Repeat every line of the data exactly, but not the pictures.

Data records —
▶
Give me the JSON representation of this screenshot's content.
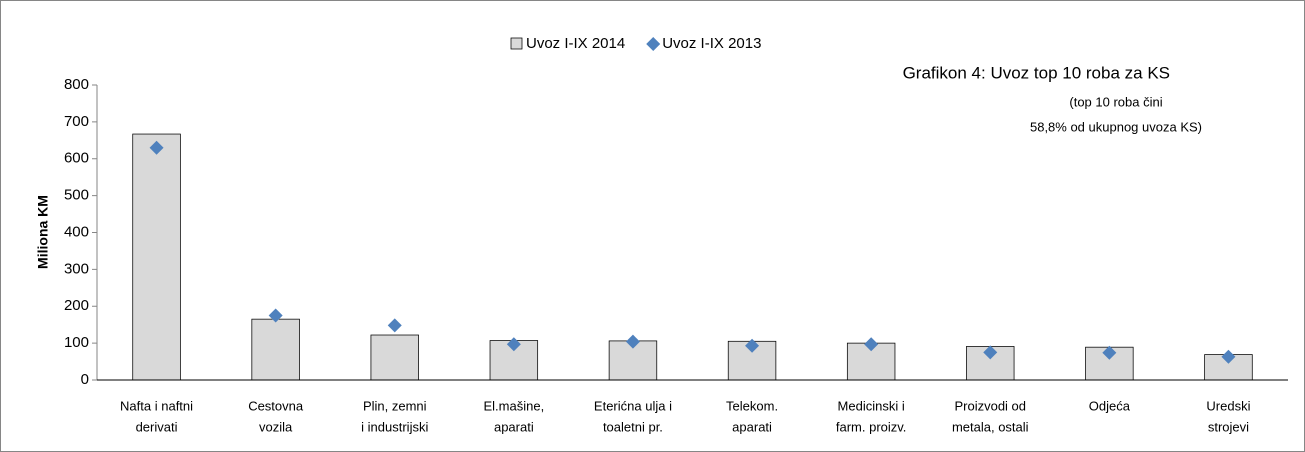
{
  "chart_data": {
    "type": "bar",
    "title": "Grafikon 4: Uvoz top 10 roba za KS",
    "subtitle": [
      "(top 10 roba čini",
      "58,8% od ukupnog uvoza KS)"
    ],
    "y_label": "Miliona KM",
    "categories": [
      [
        "Nafta i naftni",
        "derivati"
      ],
      [
        "Cestovna",
        "vozila"
      ],
      [
        "Plin, zemni",
        "i industrijski"
      ],
      [
        "El.mašine,",
        "aparati"
      ],
      [
        "Eterićna ulja i",
        "toaletni pr."
      ],
      [
        "Telekom.",
        "aparati"
      ],
      [
        "Medicinski i",
        "farm. proizv."
      ],
      [
        "Proizvodi od",
        "metala, ostali"
      ],
      [
        "Odjeća"
      ],
      [
        "Uredski",
        "strojevi"
      ]
    ],
    "series": [
      {
        "name": "Uvoz I-IX 2014",
        "type": "bar",
        "color": "#d9d9d9",
        "values": [
          667,
          165,
          122,
          107,
          106,
          105,
          100,
          91,
          89,
          69
        ]
      },
      {
        "name": "Uvoz I-IX 2013",
        "type": "scatter",
        "color": "#4f81bd",
        "values": [
          630,
          175,
          148,
          97,
          104,
          93,
          97,
          75,
          74,
          63
        ]
      }
    ],
    "ylim": [
      0,
      800
    ],
    "yticks": [
      0,
      100,
      200,
      300,
      400,
      500,
      600,
      700,
      800
    ],
    "grid": false,
    "legend": "top"
  }
}
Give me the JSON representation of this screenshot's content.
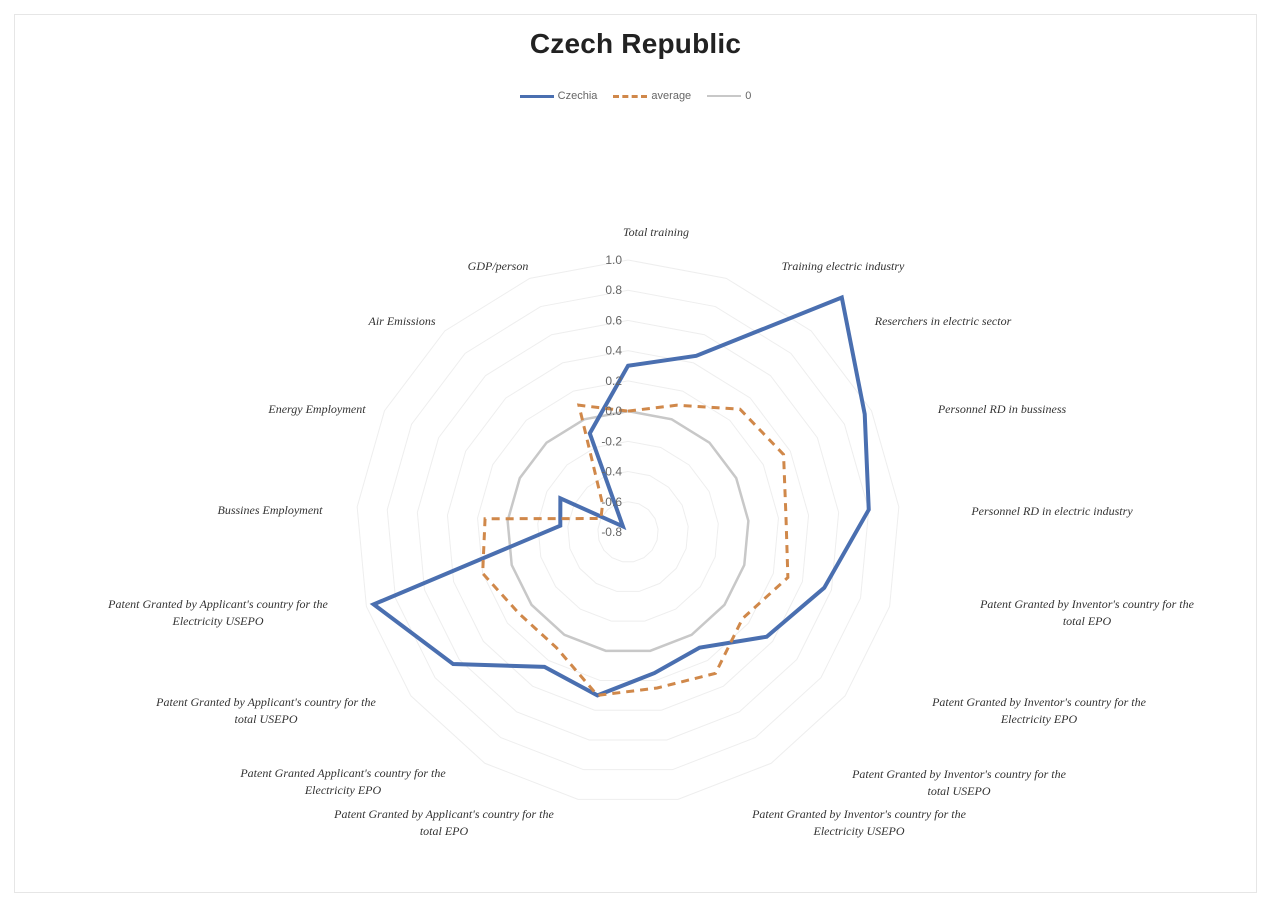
◀
Response to the task —
Give me the JSON representation of this screenshot's content.
{
  "chart_data": {
    "type": "bar",
    "title": "Grafikon 4: Uvoz top 10 roba za KS",
    "subtitle": [
      "(top 10 roba čini",
      "58,8% od ukupnog uvoza KS)"
    ],
    "y_label": "Miliona KM",
    "categories": [
      [
        "Nafta i naftni",
        "derivati"
      ],
      [
        "Cestovna",
        "vozila"
      ],
      [
        "Plin, zemni",
        "i industrijski"
      ],
      [
        "El.mašine,",
        "aparati"
      ],
      [
        "Eterićna ulja i",
        "toaletni pr."
      ],
      [
        "Telekom.",
        "aparati"
      ],
      [
        "Medicinski i",
        "farm. proizv."
      ],
      [
        "Proizvodi od",
        "metala, ostali"
      ],
      [
        "Odjeća"
      ],
      [
        "Uredski",
        "strojevi"
      ]
    ],
    "series": [
      {
        "name": "Uvoz I-IX 2014",
        "type": "bar",
        "color": "#d9d9d9",
        "values": [
          667,
          165,
          122,
          107,
          106,
          105,
          100,
          91,
          89,
          69
        ]
      },
      {
        "name": "Uvoz I-IX 2013",
        "type": "scatter",
        "color": "#4f81bd",
        "values": [
          630,
          175,
          148,
          97,
          104,
          93,
          97,
          75,
          74,
          63
        ]
      }
    ],
    "ylim": [
      0,
      800
    ],
    "yticks": [
      0,
      100,
      200,
      300,
      400,
      500,
      600,
      700,
      800
    ],
    "grid": false,
    "legend": "top"
  }
}
Give me the JSON representation of this screenshot's content.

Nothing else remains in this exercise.